• **Stored entries**:

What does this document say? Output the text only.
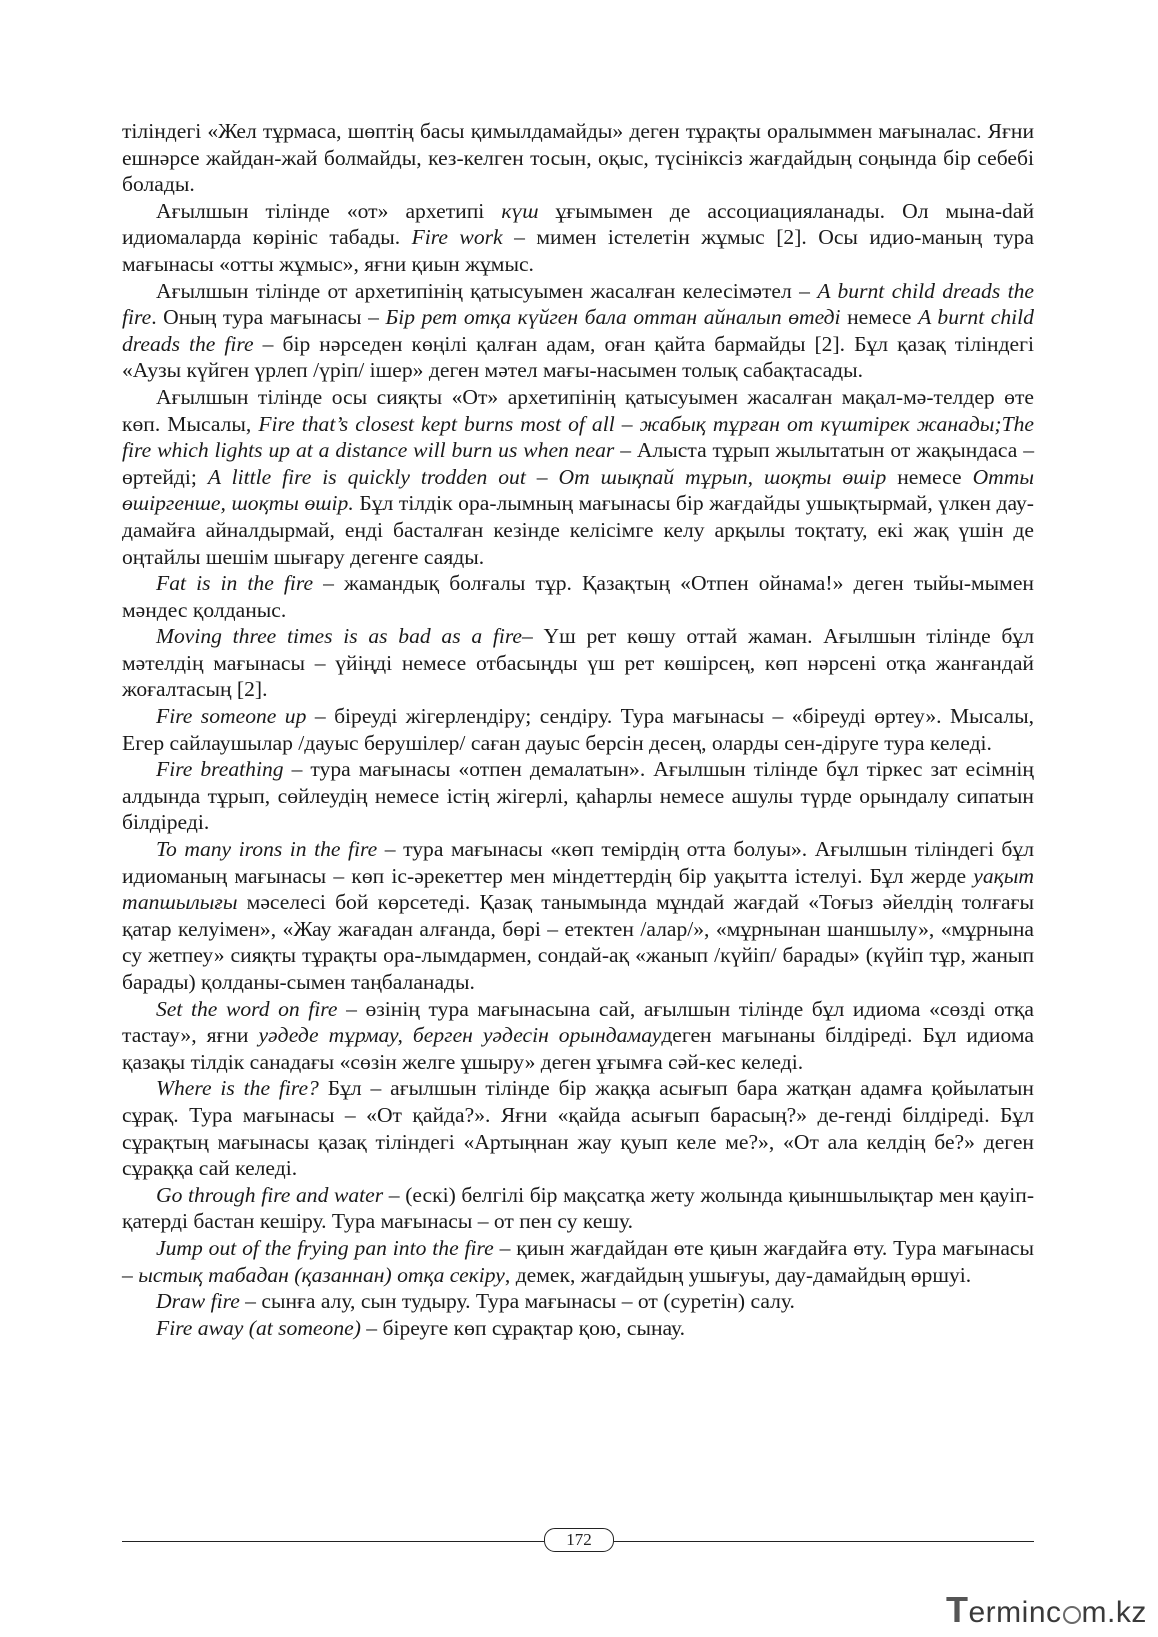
тіліндегі «Жел тұрмаса, шөптің басы қимылдамайды» деген тұрақты оралыммен мағыналас. Яғни ешнәрсе жайдан-жай болмайды, кез-келген тосын, оқыс, түсініксіз жағдайдың соңында бір себебі болады.

Ағылшын тілінде «от» архетипі күш ұғымымен де ассоциацияланады. Ол мына-dай идиомаларда көрініс табады. Fire work – мимен істелетін жұмыс [2]. Осы идио-маның тура мағынасы «отты жұмыс», яғни қиын жұмыс.

Ағылшын тілінде от архетипінің қатысуымен жасалған келесімәтел – A burnt child dreads the fire. Оның тура мағынасы – Бір рет отқа күйген бала оттан айналып өтеді немесе A burnt child dreads the fire – бір нәрседен көңілі қалған адам, оған қайта бармайды [2]. Бұл қазақ тіліндегі «Аузы күйген үрлеп /үріп/ ішер» деген мәтел мағы-насымен толық сабақтасады.

Ағылшын тілінде осы сияқты «От» архетипінің қатысуымен жасалған мақал-мә-телдер өте көп. Мысалы, Fire that’s closest kept burns most of all – жабық тұрған от күштірек жанады;The fire which lights up at a distance will burn us when near – Алыста тұрып жылытатын от жақындаса – өртейді; A little fire is quickly trodden out – От шықпай тұрып, шоқты өшір немесе Отты өшіргенше, шоқты өшір. Бұл тілдік ора-лымның мағынасы бір жағдайды ушықтырмай, үлкен дау-дамайға айналдырмай, енді басталған кезінде келісімге келу арқылы тоқтату, екі жақ үшін де оңтайлы шешім шығару дегенге саяды.

Fat is in the fire – жамандық болғалы тұр. Қазақтың «Отпен ойнама!» деген тыйы-мымен мәндес қолданыс.

Moving three times is as bad as a fire– Үш рет көшу оттай жаман. Ағылшын тілінде бұл мәтелдің мағынасы – үйіңді немесе отбасыңды үш рет көшірсең, көп нәрсені отқа жанғандай жоғалтасың [2].

Fire someone up – біреуді жігерлендіру; сендіру. Тура мағынасы – «біреуді өртеу». Мысалы, Егер сайлаушылар /дауыс берушілер/ саған дауыс берсін десең, оларды сен-діруге тура келеді.

Fire breathing – тура мағынасы «отпен демалатын». Ағылшын тілінде бұл тіркес зат есімнің алдында тұрып, сөйлеудің немесе істің жігерлі, қаһарлы немесе ашулы түрде орындалу сипатын білдіреді.

To many irons in the fire – тура мағынасы «көп темірдің отта болуы». Ағылшын тіліндегі бұл идиоманың мағынасы – көп іс-әрекеттер мен міндеттердің бір уақытта істелуі. Бұл жерде уақыт тапшылығы мәселесі бой көрсетеді. Қазақ танымында мұндай жағдай «Тоғыз әйелдің толғағы қатар келуімен», «Жау жағадан алғанда, бөрі – етектен /алар/», «мұрнынан шаншылу», «мұрнына су жетпеу» сияқты тұрақты ора-лымдармен, сондай-ақ «жанып /күйіп/ барады» (күйіп тұр, жанып барады) қолданы-сымен таңбаланады.

Set the word on fire – өзінің тура мағынасына сай, ағылшын тілінде бұл идиома «сөзді отқа тастау», яғни уәдеде тұрмау, берген уәдесін орындамаудеген мағынаны білдіреді. Бұл идиома қазақы тілдік санадағы «сөзін желге ұшыру» деген ұғымға сәй-кес келеді.

Where is the fire? Бұл – ағылшын тілінде бір жаққа асығып бара жатқан адамға қойылатын сұрақ. Тура мағынасы – «От қайда?». Яғни «қайда асығып барасың?» де-генді білдіреді. Бұл сұрақтың мағынасы қазақ тіліндегі «Артыңнан жау қуып келе ме?», «От ала келдің бе?» деген сұраққа сай келеді.

Go through fire and water – (ескі) белгілі бір мақсатқа жету жолында қиыншылықтар мен қауіп-қатерді бастан кешіру. Тура мағынасы – от пен су кешу.

Jump out of the frying pan into the fire – қиын жағдайдан өте қиын жағдайға өту. Тура мағынасы – ыстық табадан (қазаннан) отқа секіру, демек, жағдайдың ушығуы, дау-дамайдың өршуі.

Draw fire – сынға алу, сын тудыру. Тура мағынасы – от (суретін) салу.

Fire away (at someone) – біреуге көп сұрақтар қою, сынау.

172
Terminc m.kz
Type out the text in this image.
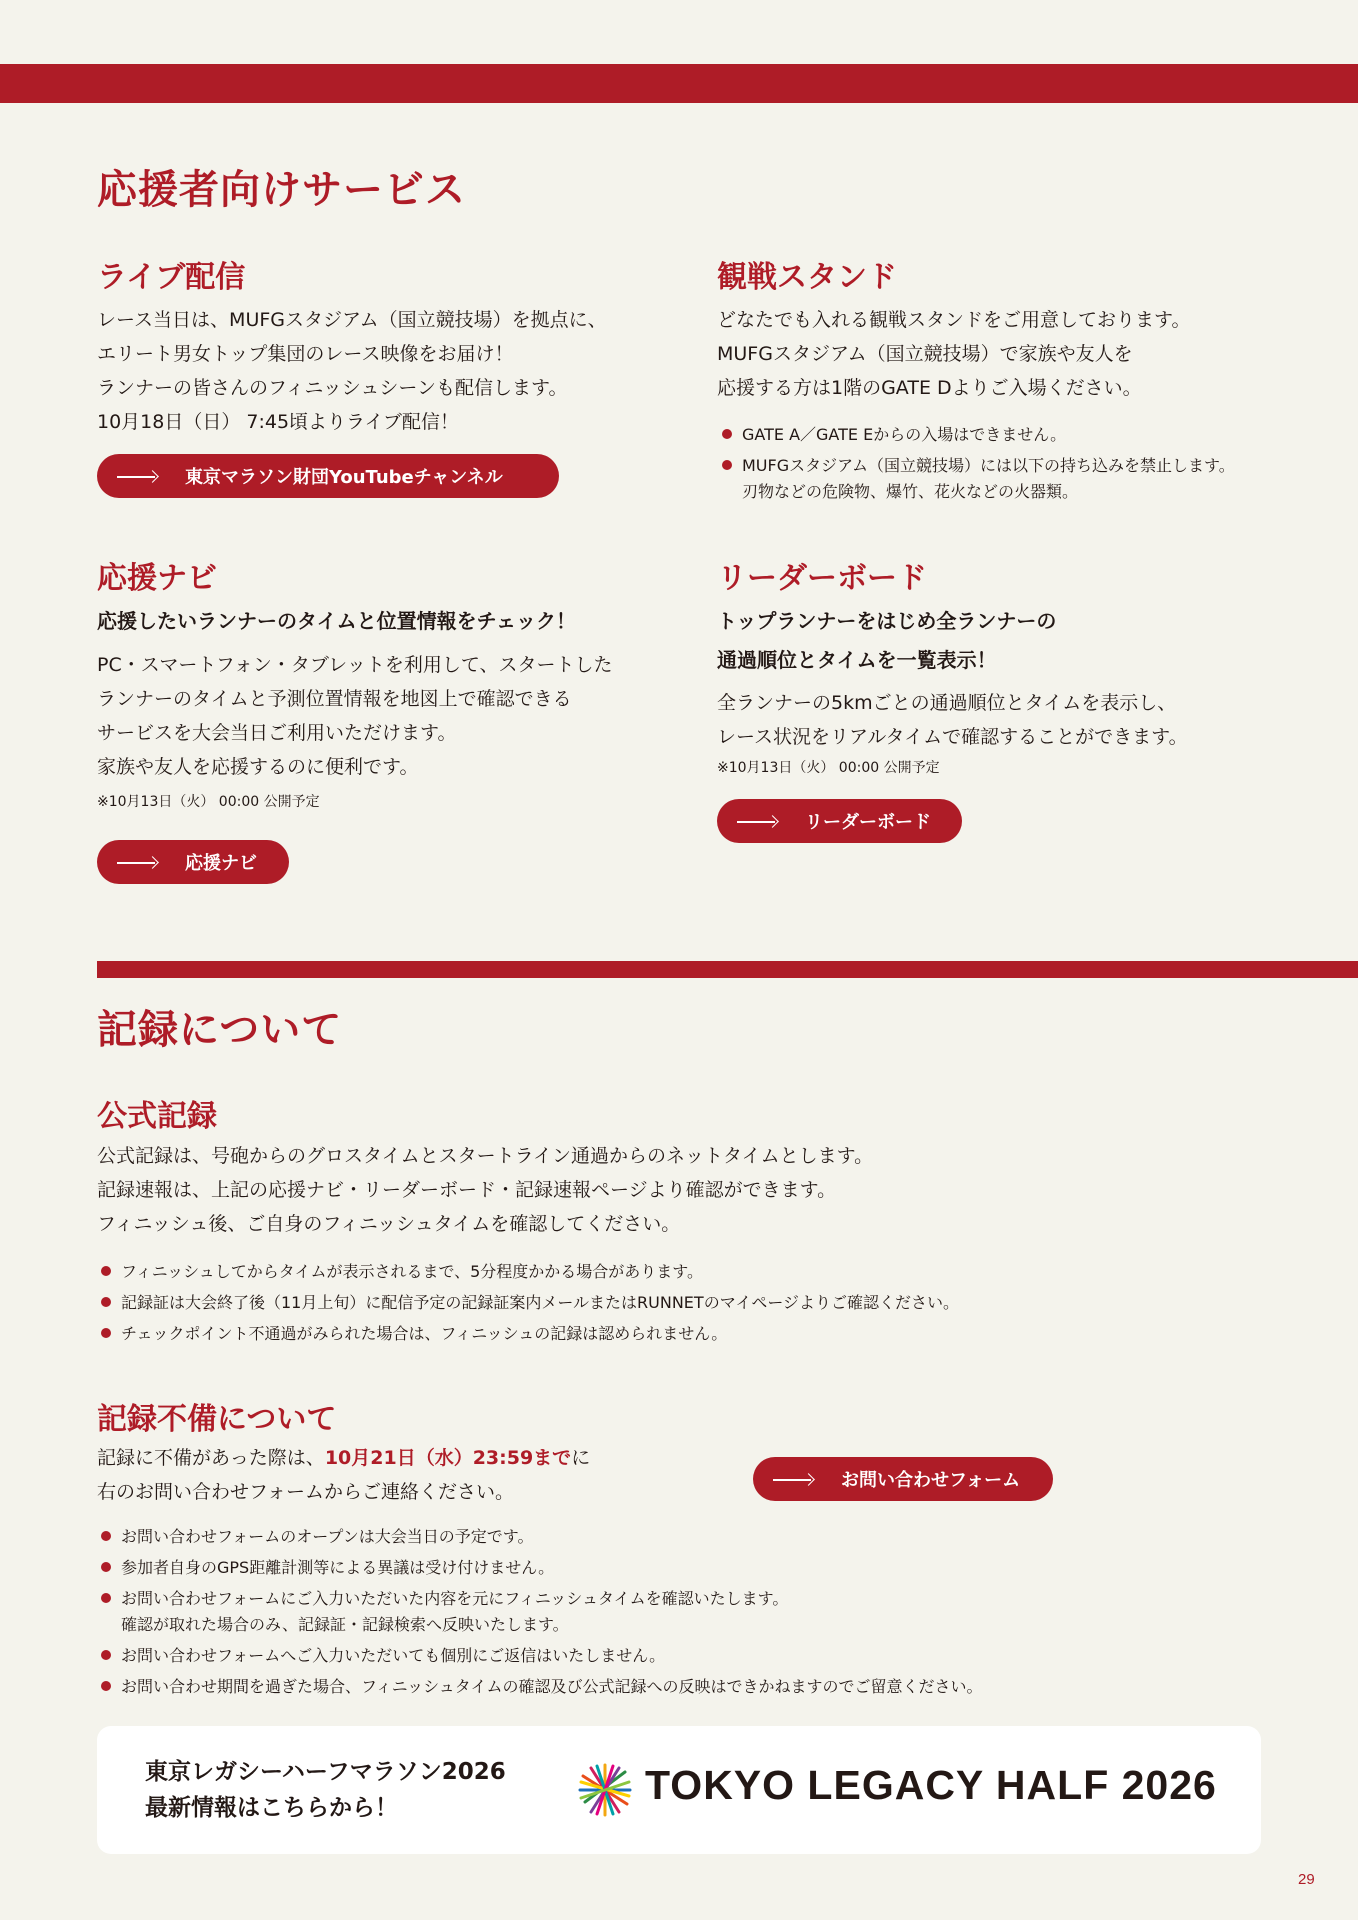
応援者向けサービス
ライブ配信
レース当日は、MUFGスタジアム（国立競技場）を拠点に、
エリート男女トップ集団のレース映像をお届け！
ランナーの皆さんのフィニッシュシーンも配信します。
10月18日（日） 7:45頃よりライブ配信！
東京マラソン財団YouTubeチャンネル
観戦スタンド
どなたでも入れる観戦スタンドをご用意しております。
MUFGスタジアム（国立競技場）で家族や友人を
応援する方は1階のGATE Dよりご入場ください。
GATE A／GATE Eからの入場はできません。
MUFGスタジアム（国立競技場）には以下の持ち込みを禁止します。
刃物などの危険物、爆竹、花火などの火器類。
応援ナビ
応援したいランナーのタイムと位置情報をチェック！
PC・スマートフォン・タブレットを利用して、スタートした
ランナーのタイムと予測位置情報を地図上で確認できる
サービスを大会当日ご利用いただけます。
家族や友人を応援するのに便利です。
※10月13日（火） 00:00 公開予定
応援ナビ
リーダーボード
トップランナーをはじめ全ランナーの
通過順位とタイムを一覧表示！
全ランナーの5kmごとの通過順位とタイムを表示し、
レース状況をリアルタイムで確認することができます。
※10月13日（火） 00:00 公開予定
リーダーボード
記録について
公式記録
公式記録は、号砲からのグロスタイムとスタートライン通過からのネットタイムとします。
記録速報は、上記の応援ナビ・リーダーボード・記録速報ページより確認ができます。
フィニッシュ後、ご自身のフィニッシュタイムを確認してください。
フィニッシュしてからタイムが表示されるまで、5分程度かかる場合があります。
記録証は大会終了後（11月上旬）に配信予定の記録証案内メールまたはRUNNETのマイページよりご確認ください。
チェックポイント不通過がみられた場合は、フィニッシュの記録は認められません。
記録不備について
記録に不備があった際は、10月21日（水）23:59までに
右のお問い合わせフォームからご連絡ください。
お問い合わせフォーム
お問い合わせフォームのオープンは大会当日の予定です。
参加者自身のGPS距離計測等による異議は受け付けません。
お問い合わせフォームにご入力いただいた内容を元にフィニッシュタイムを確認いたします。
確認が取れた場合のみ、記録証・記録検索へ反映いたします。
お問い合わせフォームへご入力いただいても個別にご返信はいたしません。
お問い合わせ期間を過ぎた場合、フィニッシュタイムの確認及び公式記録への反映はできかねますのでご留意ください。
東京レガシーハーフマラソン2026
最新情報はこちらから！	TOKYO LEGACY HALF 2026
29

• **Written instruction**:
Only the number is wanted: how many lines in the entries above contain the string "немесе"?

• **Full output**:
4